Scan the listing that follows and report how many lines contain "Access". Write the number alone.

*** Rows ***

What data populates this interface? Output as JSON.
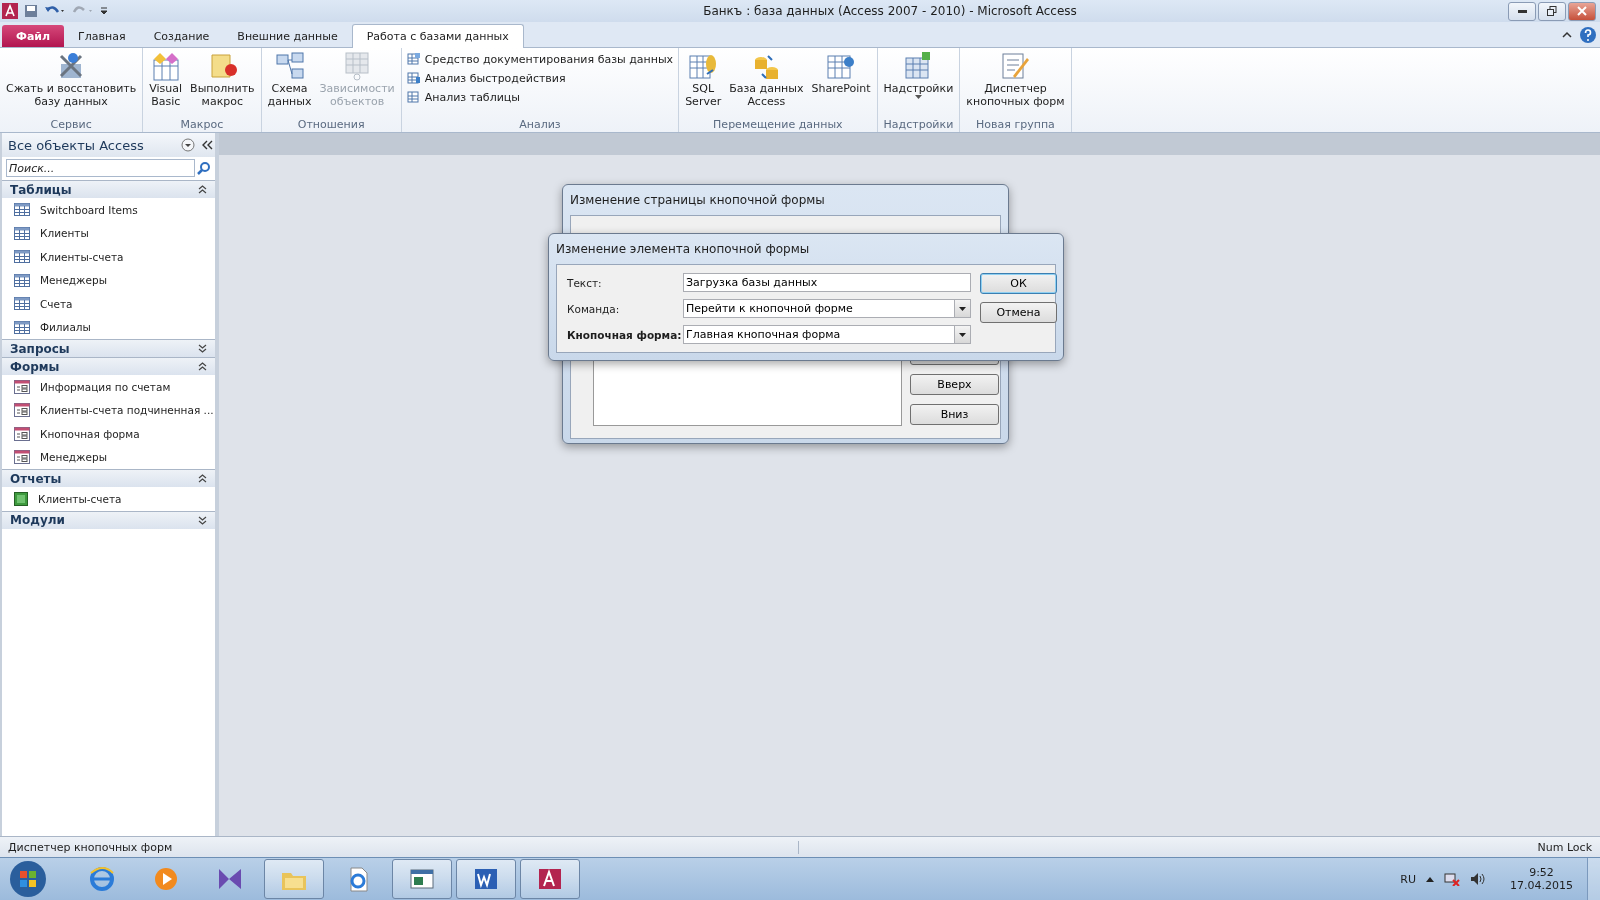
{
  "window": {
    "title": "Банкъ : база данных (Access 2007 - 2010)  -  Microsoft Access"
  },
  "tabs": [
    {
      "label": "Файл",
      "kind": "file",
      "selected": false
    },
    {
      "label": "Главная",
      "kind": "tab",
      "selected": false
    },
    {
      "label": "Создание",
      "kind": "tab",
      "selected": false
    },
    {
      "label": "Внешние данные",
      "kind": "tab",
      "selected": false
    },
    {
      "label": "Работа с базами данных",
      "kind": "tab",
      "selected": true
    }
  ],
  "ribbon": [
    {
      "name": "Сервис",
      "items": [
        {
          "kind": "large",
          "label": [
            "Сжать и восстановить",
            "базу данных"
          ],
          "disabled": false
        }
      ]
    },
    {
      "name": "Макрос",
      "items": [
        {
          "kind": "large",
          "label": [
            "Visual",
            "Basic"
          ],
          "disabled": false
        },
        {
          "kind": "large",
          "label": [
            "Выполнить",
            "макрос"
          ],
          "disabled": false
        }
      ]
    },
    {
      "name": "Отношения",
      "items": [
        {
          "kind": "large",
          "label": [
            "Схема",
            "данных"
          ],
          "disabled": false
        },
        {
          "kind": "large",
          "label": [
            "Зависимости",
            "объектов"
          ],
          "disabled": true
        }
      ]
    },
    {
      "name": "Анализ",
      "items": [
        {
          "kind": "small",
          "label": [
            "Средство документирования базы данных"
          ],
          "disabled": false
        },
        {
          "kind": "small",
          "label": [
            "Анализ быстродействия"
          ],
          "disabled": false
        },
        {
          "kind": "small",
          "label": [
            "Анализ таблицы"
          ],
          "disabled": false
        }
      ]
    },
    {
      "name": "Перемещение данных",
      "items": [
        {
          "kind": "large",
          "label": [
            "SQL",
            "Server"
          ],
          "disabled": false
        },
        {
          "kind": "large",
          "label": [
            "База данных",
            "Access"
          ],
          "disabled": false
        },
        {
          "kind": "large",
          "label": [
            "SharePoint"
          ],
          "disabled": false
        }
      ]
    },
    {
      "name": "Надстройки",
      "items": [
        {
          "kind": "menu",
          "label": [
            "Надстройки"
          ],
          "disabled": false
        }
      ]
    },
    {
      "name": "Новая группа",
      "items": [
        {
          "kind": "large",
          "label": [
            "Диспетчер",
            "кнопочных форм"
          ],
          "disabled": false
        }
      ]
    }
  ],
  "nav": {
    "title": "Все объекты Access",
    "search": {
      "placeholder": "Поиск..."
    },
    "groups": [
      {
        "name": "Таблицы",
        "expanded": true,
        "items": [
          {
            "label": "Switchboard Items",
            "kind": "table"
          },
          {
            "label": "Клиенты",
            "kind": "table"
          },
          {
            "label": "Клиенты-счета",
            "kind": "table"
          },
          {
            "label": "Менеджеры",
            "kind": "table"
          },
          {
            "label": "Счета",
            "kind": "table"
          },
          {
            "label": "Филиалы",
            "kind": "table"
          }
        ]
      },
      {
        "name": "Запросы",
        "expanded": false
      },
      {
        "name": "Формы",
        "expanded": true,
        "items": [
          {
            "label": "Информация по счетам",
            "kind": "form"
          },
          {
            "label": "Клиенты-счета подчиненная ...",
            "kind": "form"
          },
          {
            "label": "Кнопочная форма",
            "kind": "form"
          },
          {
            "label": "Менеджеры",
            "kind": "form"
          }
        ]
      },
      {
        "name": "Отчеты",
        "expanded": true,
        "items": [
          {
            "label": "Клиенты-счета",
            "kind": "report"
          }
        ]
      },
      {
        "name": "Модули",
        "expanded": false
      }
    ]
  },
  "back_dialog": {
    "title": "Изменение страницы кнопочной формы",
    "buttons": [
      "Вверх",
      "Вниз"
    ]
  },
  "dialog": {
    "title": "Изменение элемента кнопочной формы",
    "fields": [
      {
        "label": "Текст:",
        "kind": "text",
        "value": "Загрузка базы данных"
      },
      {
        "label": "Команда:",
        "kind": "combo",
        "value": "Перейти к кнопочной форме"
      },
      {
        "label": "Кнопочная форма:",
        "kind": "combo",
        "value": "Главная кнопочная форма"
      }
    ],
    "buttons": [
      {
        "label": "ОК",
        "default": true
      },
      {
        "label": "Отмена",
        "default": false
      }
    ]
  },
  "status_bar": {
    "text": "Диспетчер кнопочных форм",
    "indicator": "Num Lock"
  },
  "taskbar": {
    "apps": [
      {
        "active": false
      },
      {
        "active": false
      },
      {
        "active": false
      },
      {
        "active": true
      },
      {
        "active": false
      },
      {
        "active": true
      },
      {
        "active": true
      },
      {
        "active": true
      }
    ],
    "language": "RU",
    "time": "9:52",
    "date": "17.04.2015"
  }
}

***

◆ **Reply to the exercise**:
3